→ Given exercise
Starting at the line with "OCR this image.", return every line through the final one of the data, word for word. Pictures stay out.

→ Source data
— Begin —
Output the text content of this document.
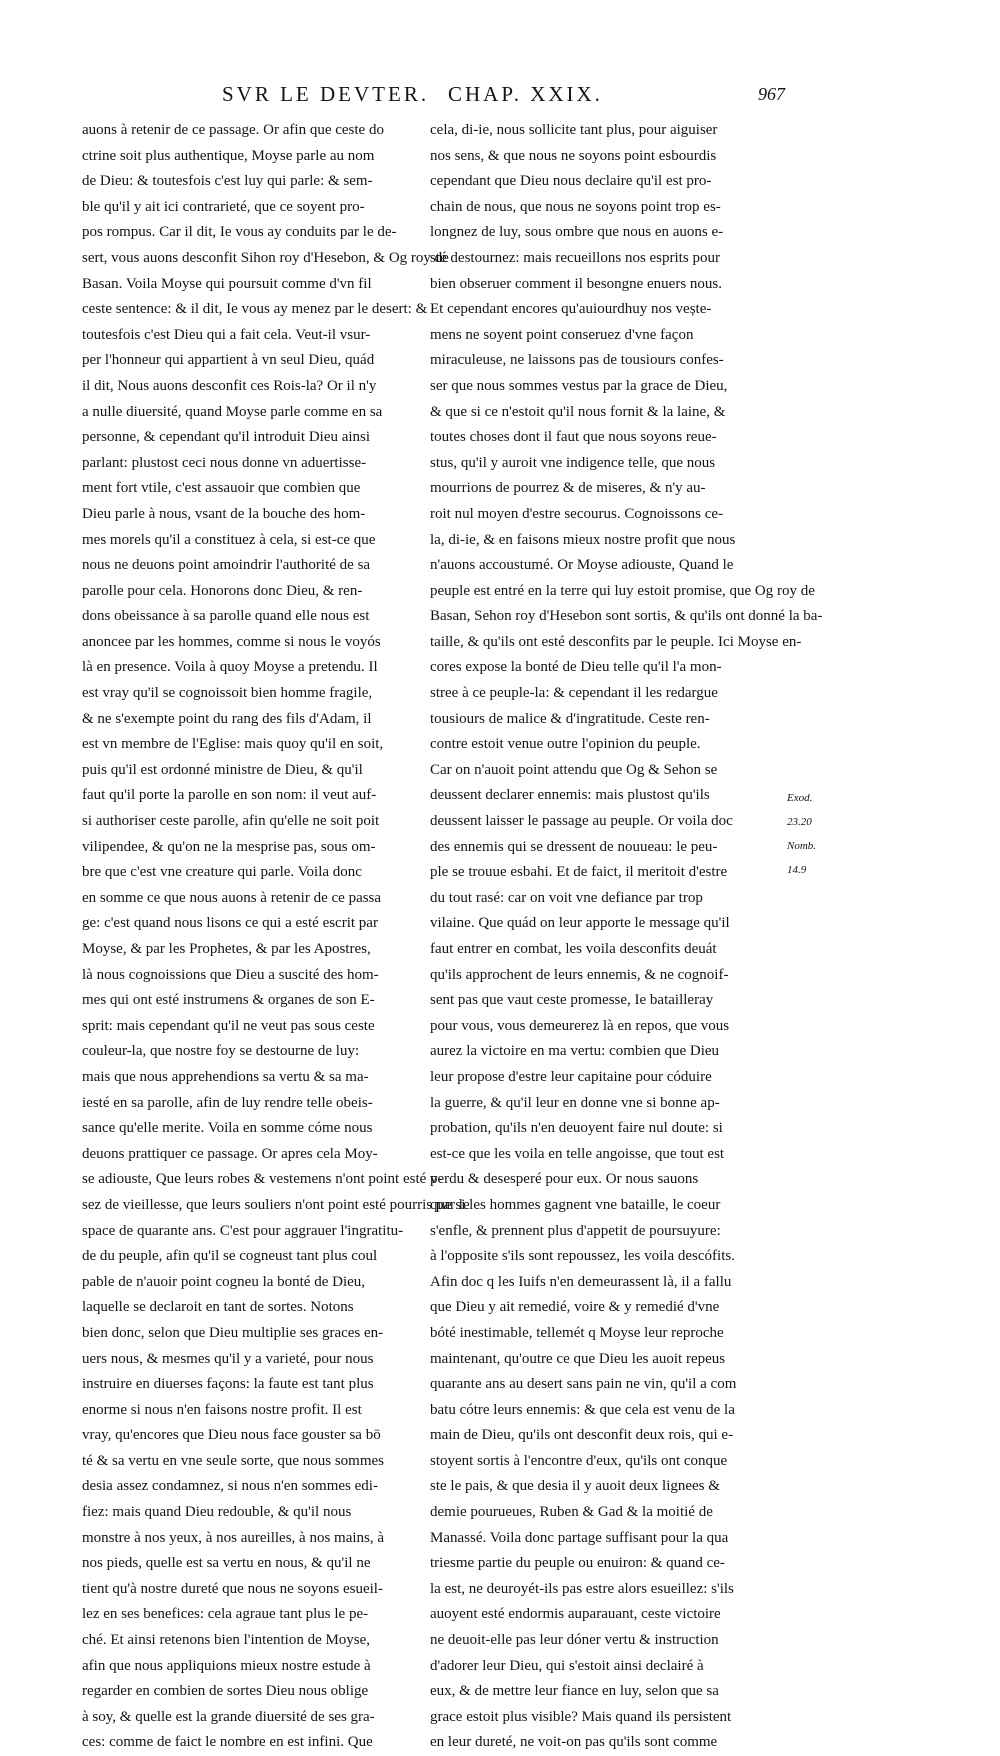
SVR LE DEVTER. CHAP. XXIX.	967
auons à retenir de ce passage. Or afin que ceste do
ctrine soit plus authentique, Moyse parle au nom
de Dieu: & toutesfois c'est luy qui parle: & sem-
ble qu'il y ait ici contrarieté, que ce soyent pro-
pos rompus. Car il dit, Ie vous ay conduits par le de-
sert, vous auons desconfit Sihon roy d'Hesebon, & Og roy de
Basan. Voila Moyse qui poursuit comme d'vn fil
ceste sentence: & il dit, Ie vous ay menez par le desert: &
toutesfois c'est Dieu qui a fait cela. Veut-il vsur-
per l'honneur qui appartient à vn seul Dieu, quád
il dit, Nous auons desconfit ces Rois-la? Or il n'y
a nulle diuersité, quand Moyse parle comme en sa
personne, & cependant qu'il introduit Dieu ainsi
parlant: plustost ceci nous donne vn aduertisse-
ment fort vtile, c'est assauoir que combien que
Dieu parle à nous, vsant de la bouche des hom-
mes morels qu'il a constituez à cela, si est-ce que
nous ne deuons point amoindrir l'authorité de sa
parolle pour cela. Honorons donc Dieu, & ren-
dons obeissance à sa parolle quand elle nous est
anoncee par les hommes, comme si nous le voyós
là en presence. Voila à quoy Moyse a pretendu. Il
est vray qu'il se cognoissoit bien homme fragile,
& ne s'exempte point du rang des fils d'Adam, il
est vn membre de l'Eglise: mais quoy qu'il en soit,
puis qu'il est ordonné ministre de Dieu, & qu'il
faut qu'il porte la parolle en son nom: il veut auf-
si authoriser ceste parolle, afin qu'elle ne soit poit
vilipendee, & qu'on ne la mesprise pas, sous om-
bre que c'est vne creature qui parle. Voila donc
en somme ce que nous auons à retenir de ce passa
ge: c'est quand nous lisons ce qui a esté escrit par
Moyse, & par les Prophetes, & par les Apostres,
là nous cognoissions que Dieu a suscité des hom-
mes qui ont esté instrumens & organes de son E-
sprit: mais cependant qu'il ne veut pas sous ceste
couleur-la, que nostre foy se destourne de luy:
mais que nous apprehendions sa vertu & sa ma-
iesté en sa parolle, afin de luy rendre telle obeis-
sance qu'elle merite. Voila en somme cóme nous
deuons prattiquer ce passage. Or apres cela Moy-
se adiouste, Que leurs robes & vestemens n'ont point esté v-
sez de vieillesse, que leurs souliers n'ont point esté pourris par le
space de quarante ans. C'est pour aggrauer l'ingratitu-
de du peuple, afin qu'il se cogneust tant plus coul
pable de n'auoir point cogneu la bonté de Dieu,
laquelle se declaroit en tant de sortes. Notons
bien donc, selon que Dieu multiplie ses graces en-
uers nous, & mesmes qu'il y a varieté, pour nous
instruire en diuerses façons: la faute est tant plus
enorme si nous n'en faisons nostre profit. Il est
vray, qu'encores que Dieu nous face gouster sa bō
té & sa vertu en vne seule sorte, que nous sommes
desia assez condamnez, si nous n'en sommes edi-
fiez: mais quand Dieu redouble, & qu'il nous
monstre à nos yeux, à nos aureilles, à nos mains, à
nos pieds, quelle est sa vertu en nous, & qu'il ne
tient qu'à nostre dureté que nous ne soyons esueil-
lez en ses benefices: cela agraue tant plus le pe-
ché. Et ainsi retenons bien l'intention de Moyse,
afin que nous appliquions mieux nostre estude à
regarder en combien de sortes Dieu nous oblige
à soy, & quelle est la grande diuersité de ses gra-
ces: comme de faict le nombre en est infini. Que
cela, di-ie, nous sollicite tant plus, pour aiguiser
nos sens, & que nous ne soyons point esbourdis
cependant que Dieu nous declaire qu'il est pro-
chain de nous, que nous ne soyons point trop es-
longnez de luy, sous ombre que nous en auons e-
sté destournez: mais recueillons nos esprits pour
bien obseruer comment il besongne enuers nous.
Et cependant encores qu'auiourdhuy nos vește-
mens ne soyent point conseruez d'vne façon
miraculeuse, ne laissons pas de tousiours confes-
ser que nous sommes vestus par la grace de Dieu,
& que si ce n'estoit qu'il nous fornit & la laine, &
toutes choses dont il faut que nous soyons reue-
stus, qu'il y auroit vne indigence telle, que nous
mourrions de pourrez & de miseres, & n'y au-
roit nul moyen d'estre secourus. Cognoissons ce-
la, di-ie, & en faisons mieux nostre profit que nous
n'auons accoustumé. Or Moyse adiouste, Quand le
peuple est entré en la terre qui luy estoit promise, que Og roy de
Basan, Sehon roy d'Hesebon sont sortis, & qu'ils ont donné la ba-
taille, & qu'ils ont esté desconfits par le peuple. Ici Moyse en-
cores expose la bonté de Dieu telle qu'il l'a mon-
stree à ce peuple-la: & cependant il les redargue
tousiours de malice & d'ingratitude. Ceste ren-
contre estoit venue outre l'opinion du peuple.
Car on n'auoit point attendu que Og & Sehon se
deussent declarer ennemis: mais plustost qu'ils
deussent laisser le passage au peuple. Or voila doc
des ennemis qui se dressent de nouueau: le peu-
ple se trouue esbahi. Et de faict, il meritoit d'estre
du tout rasé: car on voit vne defiance par trop
vilaine. Que quád on leur apporte le message qu'il
faut entrer en combat, les voila desconfits deuát
qu'ils approchent de leurs ennemis, & ne cognoif-
sent pas que vaut ceste promesse, Ie batailleray
pour vous, vous demeurerez là en repos, que vous
aurez la victoire en ma vertu: combien que Dieu
leur propose d'estre leur capitaine pour códuire
la guerre, & qu'il leur en donne vne si bonne ap-
probation, qu'ils n'en deuoyent faire nul doute: si
est-ce que les voila en telle angoisse, que tout est
perdu & desesperé pour eux. Or nous sauons
que si les hommes gagnent vne bataille, le coeur
s'enfle, & prennent plus d'appetit de poursuyure:
à l'opposite s'ils sont repoussez, les voila descófits.
Afin doc q les Iuifs n'en demeurassent là, il a fallu
que Dieu y ait remedié, voire & y remedié d'vne
bóté inestimable, tellemét q Moyse leur reproche
maintenant, qu'outre ce que Dieu les auoit repeus
quarante ans au desert sans pain ne vin, qu'il a com
batu cótre leurs ennemis: & que cela est venu de la
main de Dieu, qu'ils ont desconfit deux rois, qui e-
stoyent sortis à l'encontre d'eux, qu'ils ont conque
ste le pais, & que desia il y auoit deux lignees &
demie pourueues, Ruben & Gad & la moitié de
Manassé. Voila donc partage suffisant pour la qua
triesme partie du peuple ou enuiron: & quand ce-
la est, ne deuroyét-ils pas estre alors esueillez: s'ils
auoyent esté endormis auparauant, ceste victoire
ne deuoit-elle pas leur dóner vertu & instruction
d'adorer leur Dieu, qui s'estoit ainsi declairé à
eux, & de mettre leur fiance en luy, selon que sa
grace estoit plus visible? Mais quand ils persistent
en leur dureté, ne voit-on pas qu'ils sont comme
Exod.
23.20
Nomb.
14.9
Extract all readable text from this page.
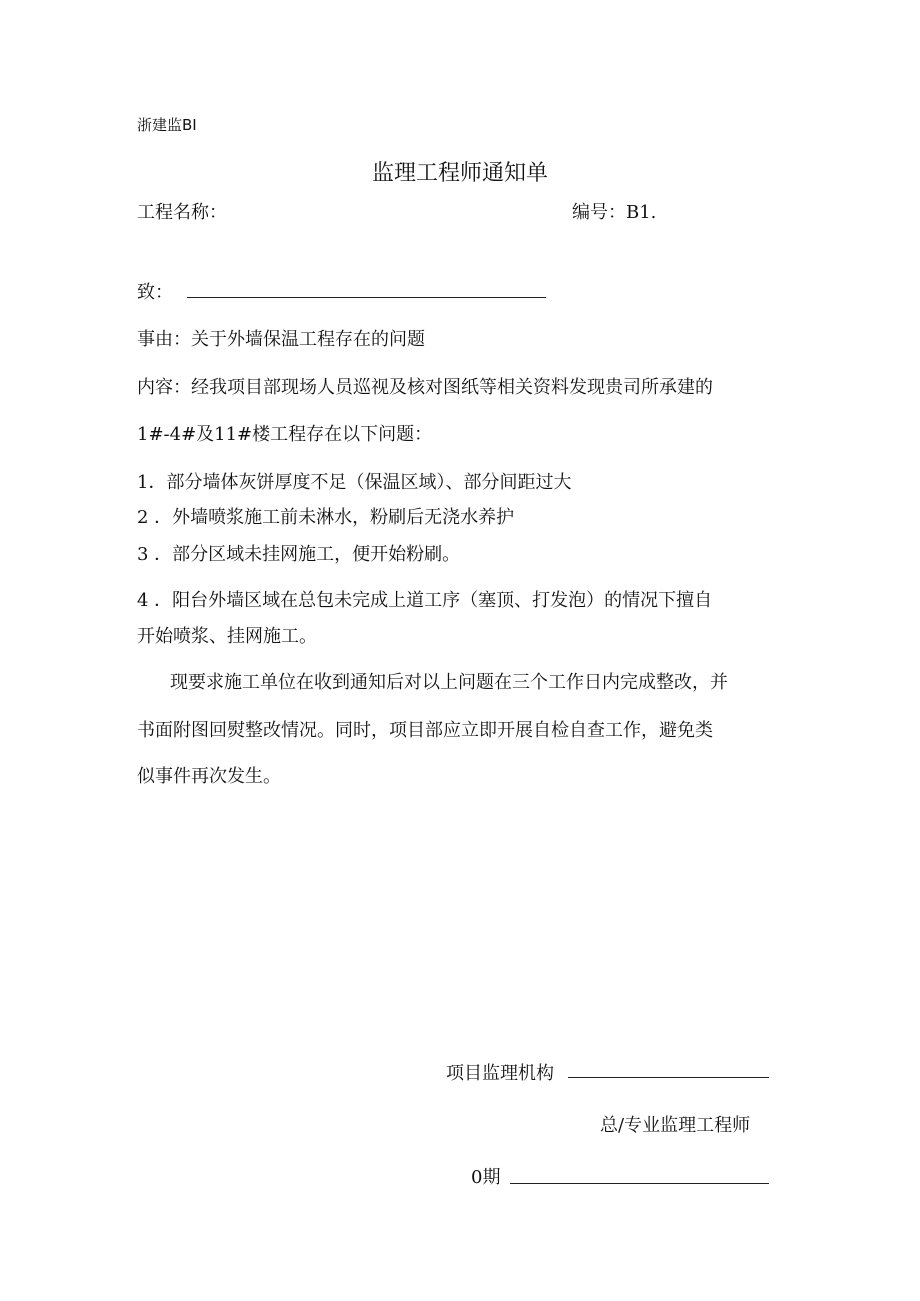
浙建监BI
监理工程师通知单
工程名称：	编号：B1.
致：
事由：关于外墙保温工程存在的问题
内容：经我项目部现场人员巡视及核对图纸等相关资料发现贵司所承建的
1#-4#及11#楼工程存在以下问题：
1．部分墙体灰饼厚度不足（保温区域）、部分间距过大
2 ．外墙喷浆施工前未淋水，粉刷后无浇水养护
3 ．部分区域未挂网施工，便开始粉刷。
4 ．阳台外墙区域在总包未完成上道工序（塞顶、打发泡）的情况下擅自
开始喷浆、挂网施工。
现要求施工单位在收到通知后对以上问题在三个工作日内完成整改，并
书面附图回熨整改情况。同时，项目部应立即开展自检自查工作，避免类
似事件再次发生。
项目监理机构
总/专业监理工程师
0期
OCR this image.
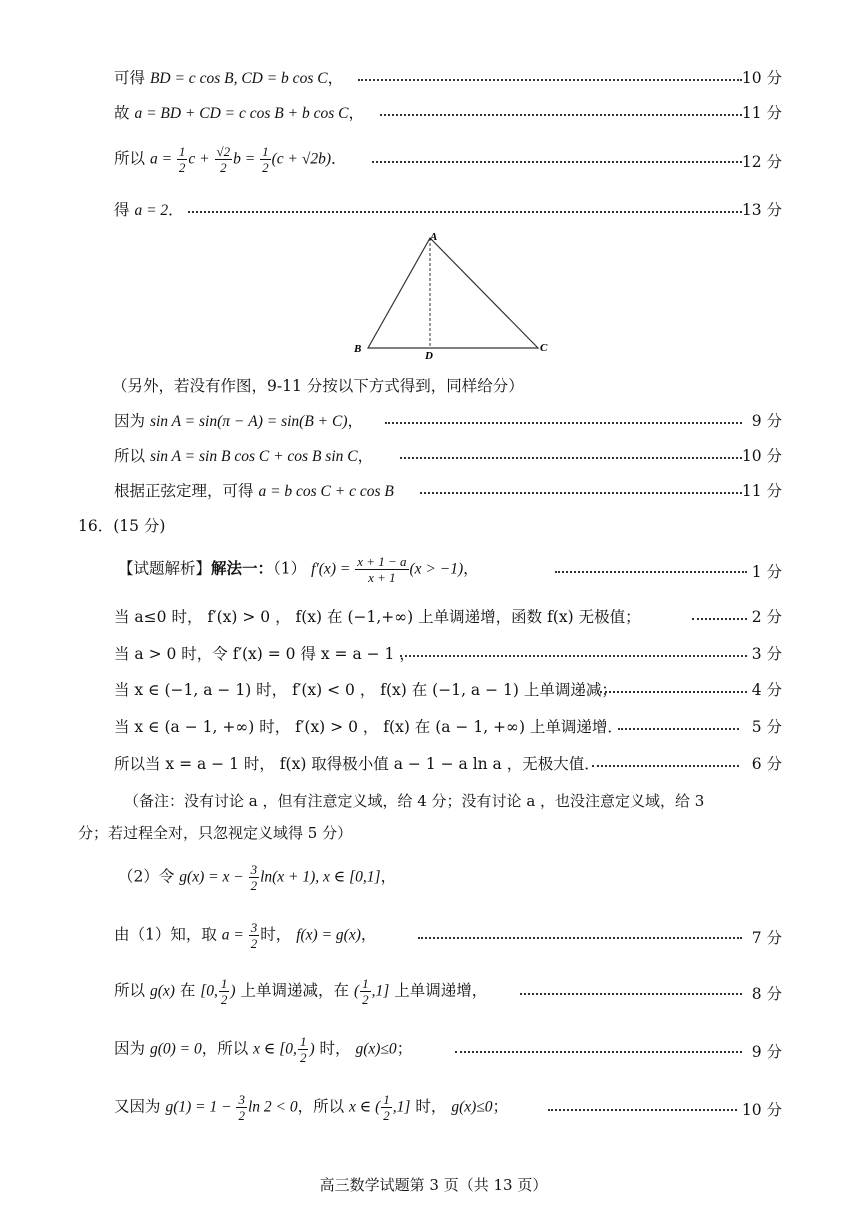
可得 BD = c cos B, CD = b cos C，	10 分
故 a = BD + CD = c cos B + b cos C，	11 分
所以 $a = \frac{1}{2}$ $c + \frac{√2}{2}$ $b = \frac{1}{2} (c + √2b)$．	12 分
得 a = 2．	13 分
A
B	C
D
（另外，若没有作图，9-11 分按以下方式得到，同样给分）
因为 sin A = sin(π − A) = sin(B + C)，	9 分
所以 sin A = sin B cos C + cos B sin C，	10 分
根据正弦定理，可得 a = b cos C + c cos B	11 分
16．(15 分)
【试题解析】解法一：（1） $f'(x) = \frac{x + 1 - a}{x + 1} (x > -1)$，	1 分
当 a≤0 时， f′(x) > 0 ， f(x) 在 (−1,+∞) 上单调递增，函数 f(x) 无极值；	2 分
当 a > 0 时，令 f′(x) = 0 得 x = a − 1 ，	3 分
当 x ∈ (−1, a − 1) 时， f′(x) < 0 ， f(x) 在 (−1, a − 1) 上单调递减；	4 分
当 x ∈ (a − 1, +∞) 时， f′(x) > 0 ， f(x) 在 (a − 1, +∞) 上单调递增．	5 分
所以当 x = a − 1 时， f(x) 取得极小值 a − 1 − a ln a ，无极大值．	6 分
（备注：没有讨论 a ，但有注意定义域，给 4 分；没有讨论 a ，也没注意定义域，给 3
分；若过程全对，只忽视定义域得 5 分）
（2）令 $g(x) = x - \frac{3}{2} \ln(x + 1)$, x ∈ [0,1]，
由（1）知，取 $a = \frac{3}{2}$ 时， f(x) = g(x)，	7 分
所以 g(x) 在 [0, $\frac{1}{2}$ ) 上单调递减，在 ( $\frac{1}{2} ,1$] 上单调递增，	8 分
因为 g(0) = 0，所以 x ∈ [0, $\frac{1}{2}$ ) 时， g(x)≤0；	9 分
又因为 $g(1) = 1 - \frac{3}{2}$ ln 2 < 0，所以 x ∈ ( $\frac{1}{2} ,1$] 时， g(x)≤0；	10 分
高三数学试题第 3 页（共 13 页）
— End —
→ Result of this task
OCR this image.
可得 BD = c cos B, CD = b cos C，	10 分
故 a = BD + CD = c cos B + b cos C，	11 分
所以 $a = \frac{1}{2}$ $c + \frac{√2}{2}$ $b = \frac{1}{2} (c + √2b)$．	12 分
得 a = 2．	13 分
A
B	C
D
（另外，若没有作图，9-11 分按以下方式得到，同样给分）
因为 sin A = sin(π − A) = sin(B + C)，	9 分
所以 sin A = sin B cos C + cos B sin C，	10 分
根据正弦定理，可得 a = b cos C + c cos B	11 分
16．(15 分)
【试题解析】解法一：（1） $f'(x) = \frac{x + 1 - a}{x + 1} (x > -1)$，	1 分
当 a≤0 时， f′(x) > 0 ， f(x) 在 (−1,+∞) 上单调递增，函数 f(x) 无极值；	2 分
当 a > 0 时，令 f′(x) = 0 得 x = a − 1 ，	3 分
当 x ∈ (−1, a − 1) 时， f′(x) < 0 ， f(x) 在 (−1, a − 1) 上单调递减；	4 分
当 x ∈ (a − 1, +∞) 时， f′(x) > 0 ， f(x) 在 (a − 1, +∞) 上单调递增．	5 分
所以当 x = a − 1 时， f(x) 取得极小值 a − 1 − a ln a ，无极大值．	6 分
（备注：没有讨论 a ，但有注意定义域，给 4 分；没有讨论 a ，也没注意定义域，给 3
分；若过程全对，只忽视定义域得 5 分）
（2）令 $g(x) = x - \frac{3}{2} \ln(x + 1)$, x ∈ [0,1]，
由（1）知，取 $a = \frac{3}{2}$ 时， f(x) = g(x)，	7 分
所以 g(x) 在 [0, $\frac{1}{2}$ ) 上单调递减，在 ( $\frac{1}{2} ,1$] 上单调递增，	8 分
因为 g(0) = 0，所以 x ∈ [0, $\frac{1}{2}$ ) 时， g(x)≤0；	9 分
又因为 $g(1) = 1 - \frac{3}{2}$ ln 2 < 0，所以 x ∈ ( $\frac{1}{2} ,1$] 时， g(x)≤0；	10 分
高三数学试题第 3 页（共 13 页）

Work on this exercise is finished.